### WRITTEN TASK
From the line containing "Read all visible content and emit it as JSON." to the very last line, repeat everything exactly and add nothing else. Skip the pictures.

Figure contents as structured data
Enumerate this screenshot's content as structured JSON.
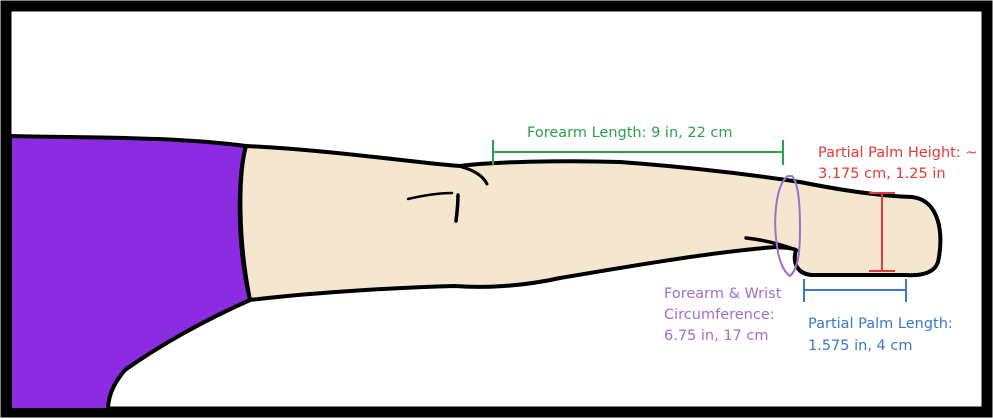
{
  "colors": {
    "frame": "#000000",
    "background": "#ffffff",
    "sleeve": "#8b2be2",
    "skin": "#f5e6cf",
    "outline": "#000000",
    "forearm_length": "#2e9e4f",
    "palm_height": "#e53935",
    "wrist_circumference": "#9b6fd0",
    "palm_length": "#3a78c9"
  },
  "annotations": {
    "forearm_length": {
      "text": "Forearm Length: 9 in, 22 cm"
    },
    "palm_height": {
      "line1": "Partial Palm Height: ~",
      "line2": "3.175 cm, 1.25 in"
    },
    "wrist_circumference": {
      "line1": "Forearm & Wrist",
      "line2": "Circumference:",
      "line3": "6.75 in, 17 cm"
    },
    "palm_length": {
      "line1": "Partial Palm Length:",
      "line2": "1.575 in, 4 cm"
    }
  }
}
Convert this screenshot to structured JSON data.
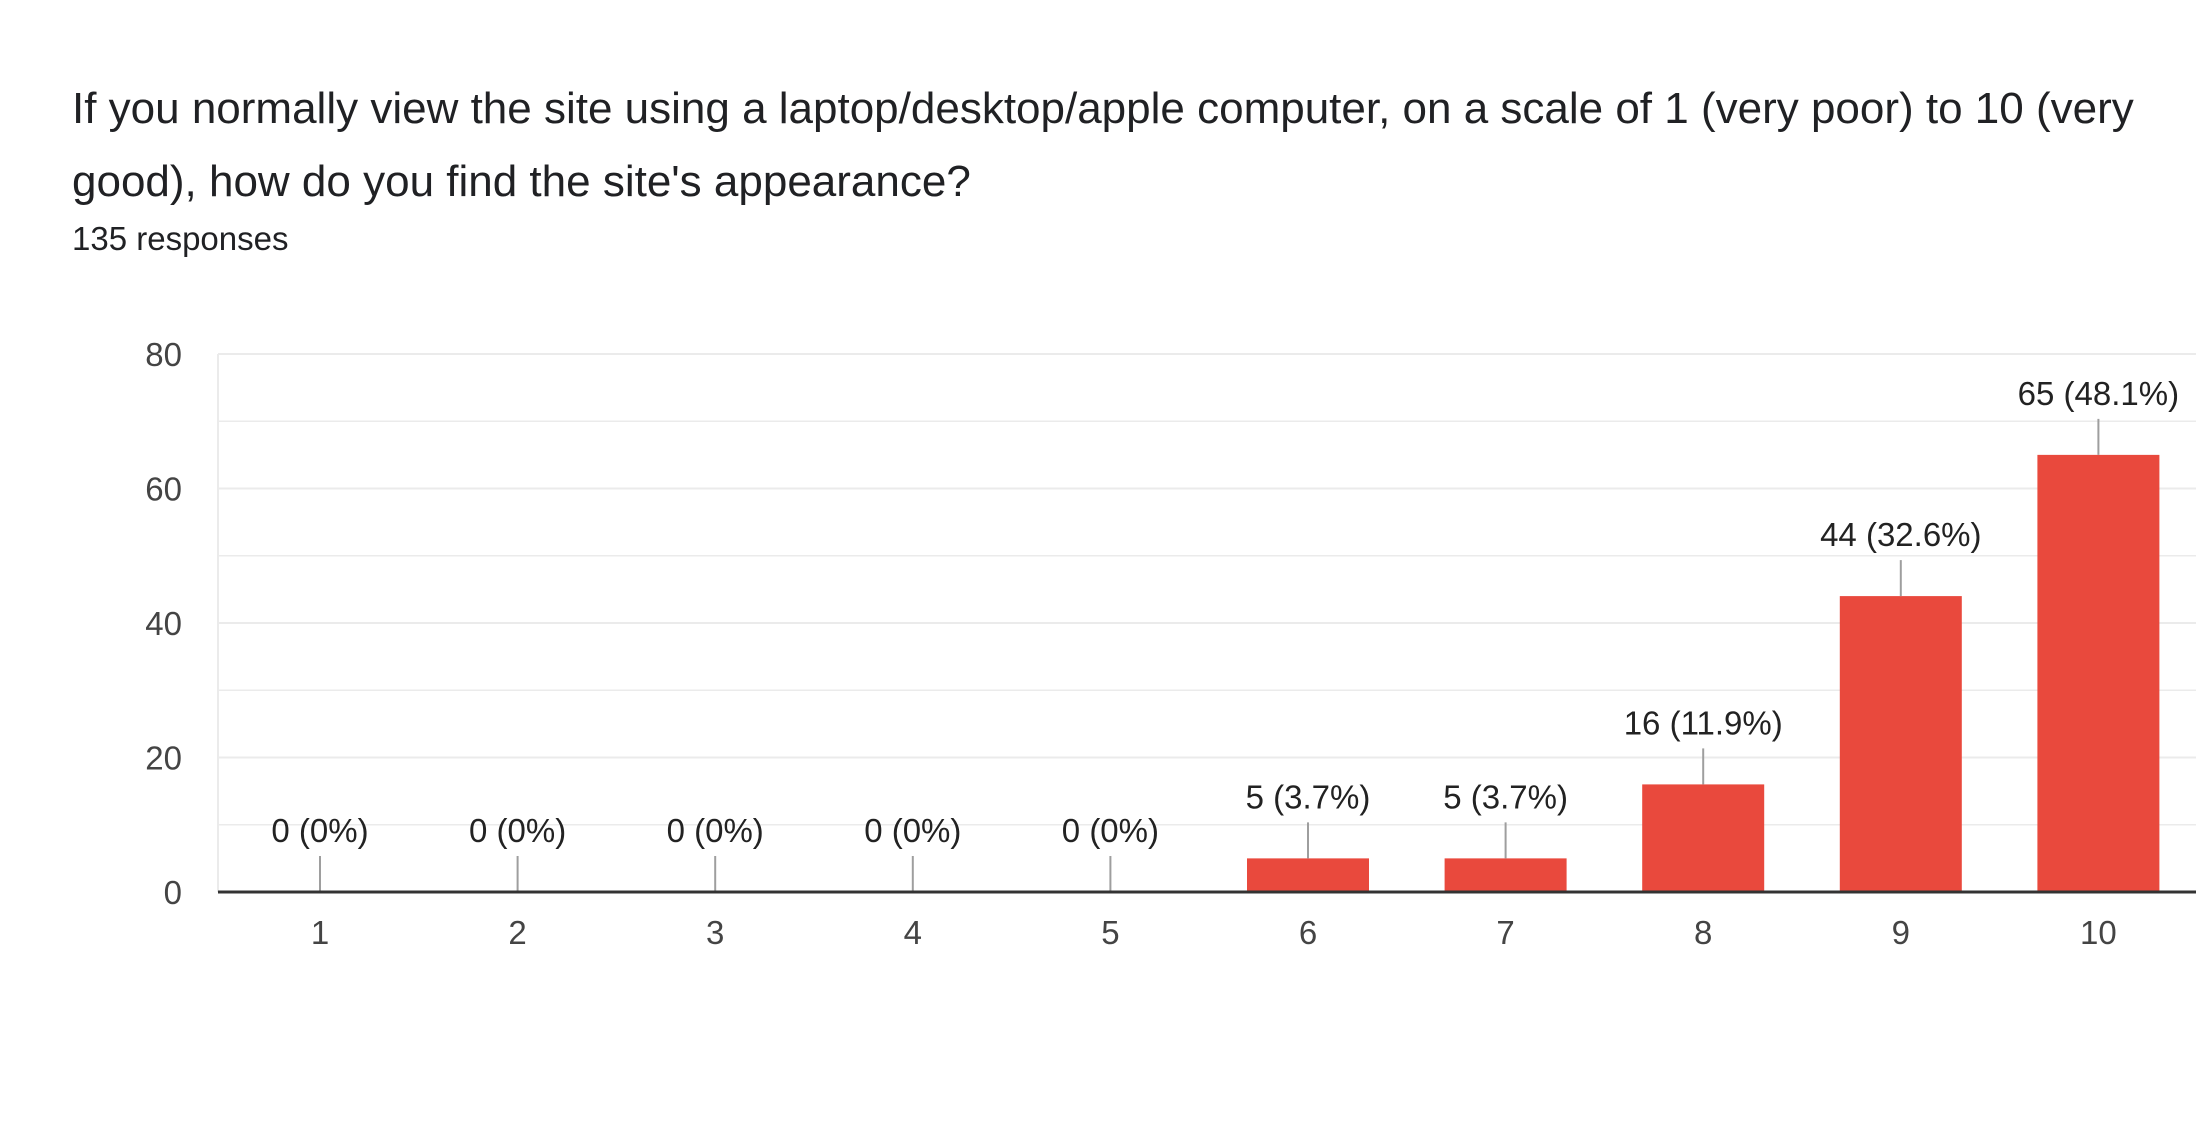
{
  "question": {
    "title": "If you normally view the site using a laptop/desktop/apple computer, on a scale of 1 (very poor) to 10 (very good), how do you find the site's appearance?",
    "responses": "135 responses"
  },
  "colors": {
    "bar": "#E9493D",
    "grid": "#EBEBEB",
    "axis": "#333333",
    "tick_text": "#444444",
    "label_text": "#222222",
    "leader": "#9E9E9E"
  },
  "chart_data": {
    "type": "bar",
    "categories": [
      "1",
      "2",
      "3",
      "4",
      "5",
      "6",
      "7",
      "8",
      "9",
      "10"
    ],
    "values": [
      0,
      0,
      0,
      0,
      0,
      5,
      5,
      16,
      44,
      65
    ],
    "data_labels": [
      "0 (0%)",
      "0 (0%)",
      "0 (0%)",
      "0 (0%)",
      "0 (0%)",
      "5 (3.7%)",
      "5 (3.7%)",
      "16 (11.9%)",
      "44 (32.6%)",
      "65 (48.1%)"
    ],
    "ylim": [
      0,
      80
    ],
    "yticks": [
      0,
      20,
      40,
      60,
      80
    ],
    "title": "",
    "xlabel": "",
    "ylabel": "",
    "grid": true
  }
}
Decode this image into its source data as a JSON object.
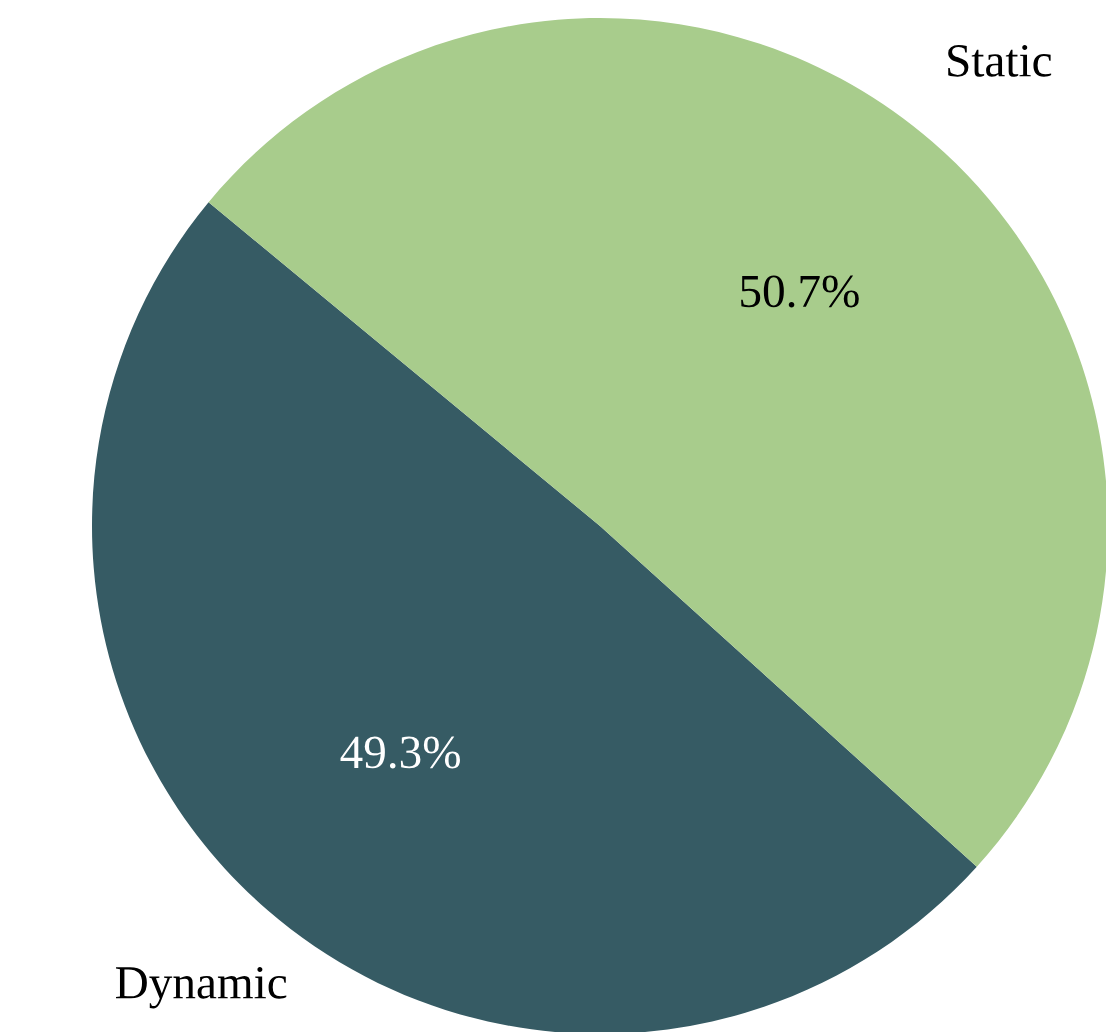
{
  "chart_data": {
    "type": "pie",
    "categories": [
      "Dynamic",
      "Static"
    ],
    "values": [
      49.3,
      50.7
    ],
    "colors": [
      "#365b64",
      "#a8cc8c"
    ],
    "value_labels": [
      "49.3%",
      "50.7%"
    ]
  }
}
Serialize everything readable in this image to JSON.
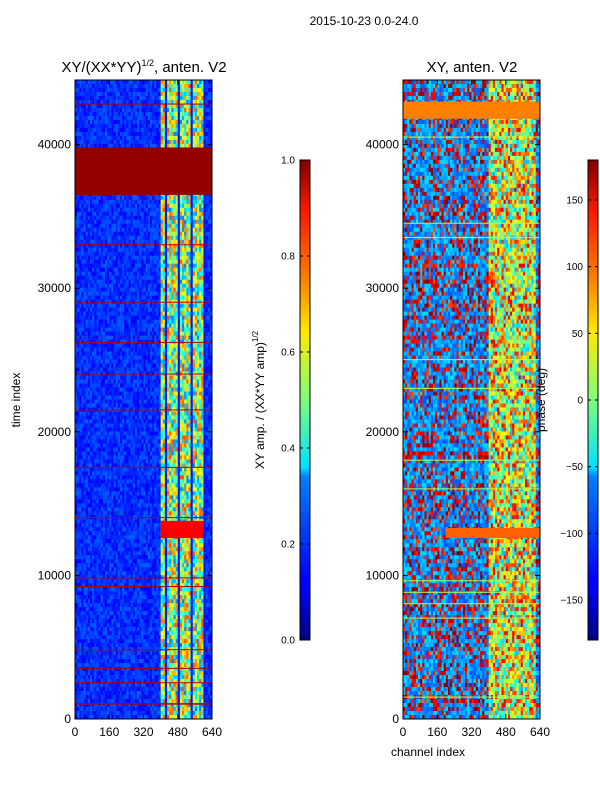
{
  "suptitle": "2015-10-23 0.0-24.0",
  "chart_data": [
    {
      "type": "heatmap",
      "title": "XY/(XX*YY)",
      "title_superscript": "1/2",
      "title_suffix": ", anten. V2",
      "xlabel": "",
      "ylabel": "time index",
      "xlim": [
        0,
        640
      ],
      "ylim": [
        0,
        44500
      ],
      "xticks": [
        0,
        160,
        320,
        480,
        640
      ],
      "yticks": [
        0,
        10000,
        20000,
        30000,
        40000
      ],
      "colorbar": {
        "label": "XY amp. / (XX*YY amp)",
        "label_superscript": "1/2",
        "range": [
          0.0,
          1.0
        ],
        "ticks": [
          "0.0",
          "0.2",
          "0.4",
          "0.6",
          "0.8",
          "1.0"
        ],
        "colormap": "jet"
      }
    },
    {
      "type": "heatmap",
      "title": "XY, anten. V2",
      "xlabel": "channel index",
      "ylabel": "",
      "xlim": [
        0,
        640
      ],
      "ylim": [
        0,
        44500
      ],
      "xticks": [
        0,
        160,
        320,
        480,
        640
      ],
      "yticks": [
        0,
        10000,
        20000,
        30000,
        40000
      ],
      "colorbar": {
        "label": "phase (deg)",
        "range": [
          -180,
          180
        ],
        "ticks": [
          "−150",
          "−100",
          "−50",
          "0",
          "50",
          "100",
          "150"
        ],
        "colormap": "jet"
      }
    }
  ],
  "colors": {
    "jet_low": "#00007f",
    "jet_high": "#7f0000",
    "axis": "#000000"
  }
}
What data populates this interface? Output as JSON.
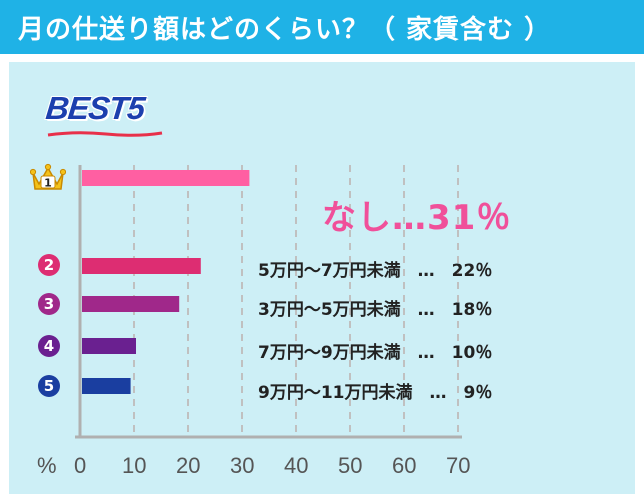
{
  "header": {
    "title": "月の仕送り額はどのくらい？（ 家賃含む ）"
  },
  "best_label": "BEST5",
  "colors": {
    "header_bg": "#1fb2e6",
    "panel_bg": "#cdeff6",
    "rank1": "#ff5fa2",
    "rank2": "#dd2d72",
    "rank3": "#a0288a",
    "rank4": "#6a2090",
    "rank5": "#1a3ea0"
  },
  "highlight_text": "なし…31％",
  "ranks": [
    {
      "rank": "1",
      "icon": "crown-icon"
    },
    {
      "rank": "2"
    },
    {
      "rank": "3"
    },
    {
      "rank": "4"
    },
    {
      "rank": "5"
    }
  ],
  "row_texts": [
    "5万円〜7万円未満　…　22％",
    "3万円〜5万円未満　…　18％",
    "7万円〜9万円未満　…　10％",
    "9万円〜11万円未満　…　9％"
  ],
  "chart_data": {
    "type": "bar",
    "orientation": "horizontal",
    "categories": [
      "なし",
      "5万円〜7万円未満",
      "3万円〜5万円未満",
      "7万円〜9万円未満",
      "9万円〜11万円未満"
    ],
    "values": [
      31,
      22,
      18,
      10,
      9
    ],
    "xlim": [
      0,
      70
    ],
    "x_ticks": [
      "0",
      "10",
      "20",
      "30",
      "40",
      "50",
      "60",
      "70"
    ],
    "x_unit_label": "%",
    "grid": true
  }
}
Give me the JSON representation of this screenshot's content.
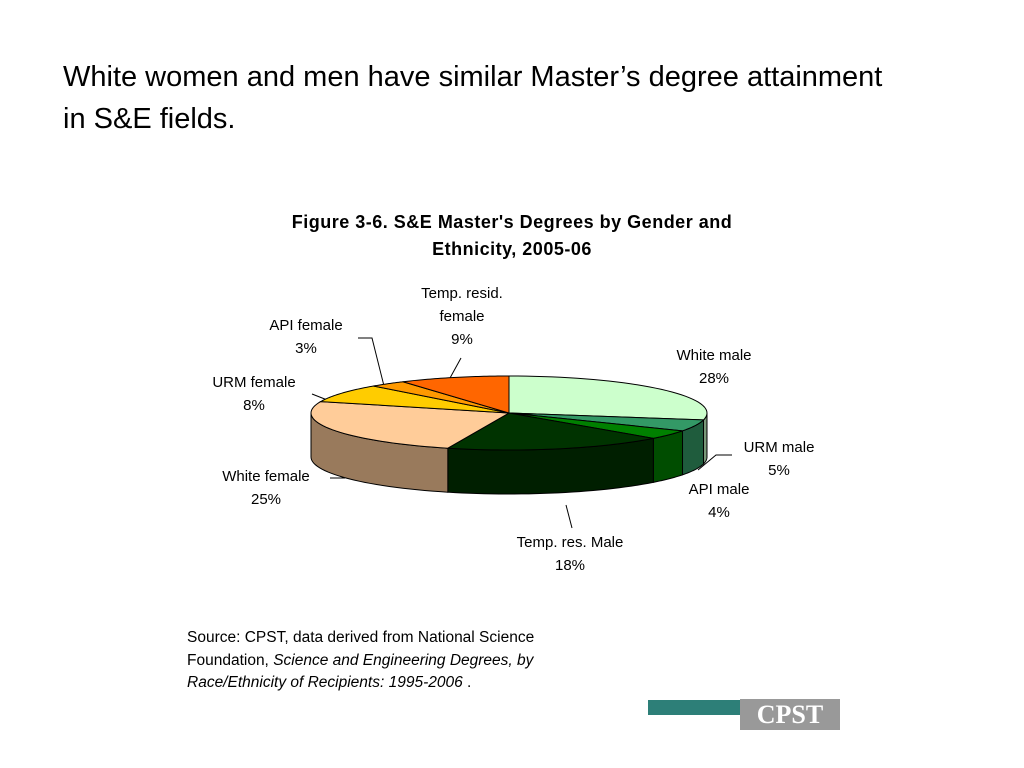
{
  "heading": "White women and men have similar Master’s degree attainment in S&E fields.",
  "chart_data": {
    "type": "pie3d",
    "title": "Figure 3-6. S&E Master's Degrees by Gender and Ethnicity, 2005-06",
    "categories": [
      "White male",
      "URM male",
      "API male",
      "Temp. res. Male",
      "White female",
      "URM female",
      "API female",
      "Temp. resid. female"
    ],
    "values": [
      28,
      5,
      4,
      18,
      25,
      8,
      3,
      9
    ],
    "value_labels": [
      "28%",
      "5%",
      "4%",
      "18%",
      "25%",
      "8%",
      "3%",
      "9%"
    ],
    "colors": [
      "#ccffcc",
      "#339966",
      "#008000",
      "#003300",
      "#ffcc99",
      "#ffcc00",
      "#ff9900",
      "#ff6600"
    ]
  },
  "source": {
    "prefix": "Source: CPST, data derived from National Science Foundation, ",
    "italic": "Science and Engineering Degrees, by Race/Ethnicity of Recipients: 1995-2006",
    "suffix": " ."
  },
  "logo": "CPST"
}
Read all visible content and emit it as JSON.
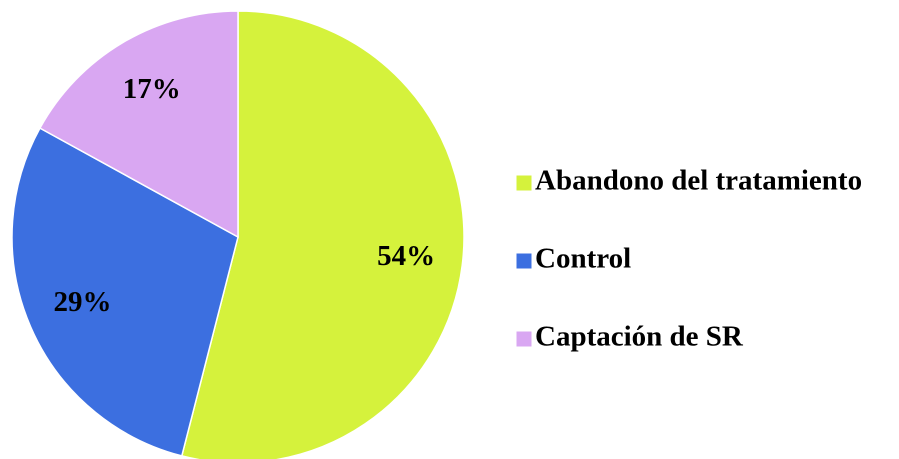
{
  "chart_data": {
    "type": "pie",
    "categories": [
      "Abandono del tratamiento",
      "Control",
      "Captación de SR"
    ],
    "values": [
      54,
      29,
      17
    ],
    "value_labels": [
      "54%",
      "29%",
      "17%"
    ],
    "colors": [
      "#d5f23c",
      "#3c6fe0",
      "#d9a7f2"
    ],
    "legend": "right"
  }
}
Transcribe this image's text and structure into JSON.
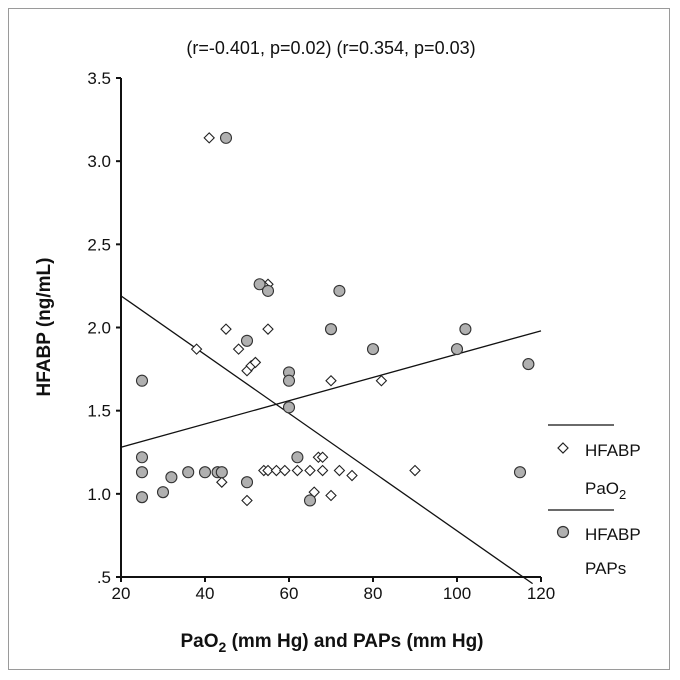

### EXERCISE ANSWER
Read all visible content and emit it as JSON.
{
  "chart_data": {
    "type": "pie",
    "categories": [
      "Abandono del tratamiento",
      "Control",
      "Captación de SR"
    ],
    "values": [
      54,
      29,
      17
    ],
    "value_labels": [
      "54%",
      "29%",
      "17%"
    ],
    "colors": [
      "#d5f23c",
      "#3c6fe0",
      "#d9a7f2"
    ],
    "legend": "right"
  }
}
Transcribe this image's text and structure into JSON.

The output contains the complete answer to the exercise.